WHAT YOU WILL DO - Gather, from the listing beneath this task, every line holding the string "коэффициент".

* * *

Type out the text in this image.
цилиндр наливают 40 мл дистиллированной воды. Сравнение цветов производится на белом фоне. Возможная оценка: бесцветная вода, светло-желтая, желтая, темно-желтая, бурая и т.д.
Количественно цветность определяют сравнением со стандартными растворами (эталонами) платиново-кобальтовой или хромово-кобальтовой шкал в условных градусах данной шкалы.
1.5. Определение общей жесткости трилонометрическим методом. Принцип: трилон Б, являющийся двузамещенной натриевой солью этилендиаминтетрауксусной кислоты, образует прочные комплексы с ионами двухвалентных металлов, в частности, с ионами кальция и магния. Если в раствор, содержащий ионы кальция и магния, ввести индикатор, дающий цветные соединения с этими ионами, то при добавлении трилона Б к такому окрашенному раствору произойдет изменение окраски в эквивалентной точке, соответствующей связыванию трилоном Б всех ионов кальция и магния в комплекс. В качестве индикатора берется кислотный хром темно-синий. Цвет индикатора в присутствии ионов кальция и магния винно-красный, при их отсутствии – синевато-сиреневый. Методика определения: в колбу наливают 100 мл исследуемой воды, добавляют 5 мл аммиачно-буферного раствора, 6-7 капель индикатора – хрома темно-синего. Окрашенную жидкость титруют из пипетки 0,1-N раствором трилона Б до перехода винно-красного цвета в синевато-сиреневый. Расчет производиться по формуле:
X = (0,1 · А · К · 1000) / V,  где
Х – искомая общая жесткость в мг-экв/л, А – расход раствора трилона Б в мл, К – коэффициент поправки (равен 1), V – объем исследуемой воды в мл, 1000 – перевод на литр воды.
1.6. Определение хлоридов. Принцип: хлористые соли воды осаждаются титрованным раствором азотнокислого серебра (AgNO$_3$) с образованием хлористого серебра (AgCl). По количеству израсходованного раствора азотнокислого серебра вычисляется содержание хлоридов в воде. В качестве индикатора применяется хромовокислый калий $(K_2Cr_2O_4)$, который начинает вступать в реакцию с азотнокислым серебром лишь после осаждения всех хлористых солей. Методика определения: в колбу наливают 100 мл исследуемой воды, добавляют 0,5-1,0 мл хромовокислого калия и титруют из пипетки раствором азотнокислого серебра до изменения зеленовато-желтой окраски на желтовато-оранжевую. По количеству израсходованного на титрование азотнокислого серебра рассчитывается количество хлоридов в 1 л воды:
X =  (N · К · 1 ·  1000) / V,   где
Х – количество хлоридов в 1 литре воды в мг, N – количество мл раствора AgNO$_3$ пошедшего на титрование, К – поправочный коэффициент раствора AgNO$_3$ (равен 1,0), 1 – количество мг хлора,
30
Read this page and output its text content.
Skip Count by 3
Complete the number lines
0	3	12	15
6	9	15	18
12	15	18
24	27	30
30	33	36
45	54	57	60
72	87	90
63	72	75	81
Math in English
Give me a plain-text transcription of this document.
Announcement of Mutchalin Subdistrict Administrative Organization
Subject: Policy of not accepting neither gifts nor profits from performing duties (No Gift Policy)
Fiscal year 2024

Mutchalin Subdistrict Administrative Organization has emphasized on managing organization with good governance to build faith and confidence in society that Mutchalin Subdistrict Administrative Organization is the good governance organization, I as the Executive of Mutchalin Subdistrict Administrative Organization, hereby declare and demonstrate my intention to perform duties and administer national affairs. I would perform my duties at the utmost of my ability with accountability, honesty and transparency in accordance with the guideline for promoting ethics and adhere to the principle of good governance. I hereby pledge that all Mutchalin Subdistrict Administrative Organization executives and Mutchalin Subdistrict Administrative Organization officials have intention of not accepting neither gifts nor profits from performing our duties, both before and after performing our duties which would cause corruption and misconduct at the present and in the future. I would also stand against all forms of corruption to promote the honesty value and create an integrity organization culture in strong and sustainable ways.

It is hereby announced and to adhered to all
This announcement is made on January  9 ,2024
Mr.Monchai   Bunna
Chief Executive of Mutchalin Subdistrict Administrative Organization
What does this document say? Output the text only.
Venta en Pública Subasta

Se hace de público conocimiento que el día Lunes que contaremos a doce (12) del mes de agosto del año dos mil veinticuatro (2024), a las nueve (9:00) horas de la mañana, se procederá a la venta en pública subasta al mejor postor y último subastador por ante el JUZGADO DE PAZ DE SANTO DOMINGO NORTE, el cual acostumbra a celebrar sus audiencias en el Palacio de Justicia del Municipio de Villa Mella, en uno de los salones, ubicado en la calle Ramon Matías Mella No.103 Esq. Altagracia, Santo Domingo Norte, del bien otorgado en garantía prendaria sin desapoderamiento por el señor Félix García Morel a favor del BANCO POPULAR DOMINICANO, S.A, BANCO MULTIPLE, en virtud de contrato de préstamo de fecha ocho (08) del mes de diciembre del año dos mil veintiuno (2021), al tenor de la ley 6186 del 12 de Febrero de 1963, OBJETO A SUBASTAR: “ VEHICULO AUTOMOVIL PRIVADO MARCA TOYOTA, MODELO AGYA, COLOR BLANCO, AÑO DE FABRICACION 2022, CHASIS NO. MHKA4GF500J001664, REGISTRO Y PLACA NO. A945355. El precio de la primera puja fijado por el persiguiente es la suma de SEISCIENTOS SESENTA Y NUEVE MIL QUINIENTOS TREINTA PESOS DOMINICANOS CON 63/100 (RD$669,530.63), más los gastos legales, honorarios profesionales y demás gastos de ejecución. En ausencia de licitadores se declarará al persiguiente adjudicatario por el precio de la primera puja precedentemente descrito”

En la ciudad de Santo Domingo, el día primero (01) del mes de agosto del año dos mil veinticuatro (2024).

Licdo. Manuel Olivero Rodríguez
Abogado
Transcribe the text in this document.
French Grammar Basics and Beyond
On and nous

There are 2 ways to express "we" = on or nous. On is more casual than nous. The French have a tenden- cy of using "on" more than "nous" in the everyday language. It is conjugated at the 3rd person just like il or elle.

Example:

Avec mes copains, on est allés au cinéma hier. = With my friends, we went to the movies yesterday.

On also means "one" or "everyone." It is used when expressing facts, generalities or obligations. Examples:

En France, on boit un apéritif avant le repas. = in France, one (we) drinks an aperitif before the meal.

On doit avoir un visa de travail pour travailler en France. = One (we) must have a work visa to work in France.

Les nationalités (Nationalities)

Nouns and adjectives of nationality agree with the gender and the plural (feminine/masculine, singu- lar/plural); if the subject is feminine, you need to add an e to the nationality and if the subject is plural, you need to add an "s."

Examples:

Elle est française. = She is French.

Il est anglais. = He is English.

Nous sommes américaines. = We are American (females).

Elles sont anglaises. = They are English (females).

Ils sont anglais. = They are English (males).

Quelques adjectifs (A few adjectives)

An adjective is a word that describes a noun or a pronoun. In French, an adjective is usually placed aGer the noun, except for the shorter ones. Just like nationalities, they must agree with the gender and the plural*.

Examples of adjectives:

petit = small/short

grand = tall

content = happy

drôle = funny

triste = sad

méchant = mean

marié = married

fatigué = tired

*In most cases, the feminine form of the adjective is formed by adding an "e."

* * *

THE OUTPUT -
Х – искомая общая жесткость в мг-экв/л, А – расход раствора трилона Б в мл, К – коэффициент поправки (равен 1), V – объем исследуемой воды в мл, 1000 – перевод на литр воды.
Х – количество хлоридов в 1 литре воды в мг, N – количество мл раствора AgNO$_3$ пошедшего на титрование, К – поправочный коэффициент раствора AgNO$_3$ (равен 1,0), 1 – количество мг хлора,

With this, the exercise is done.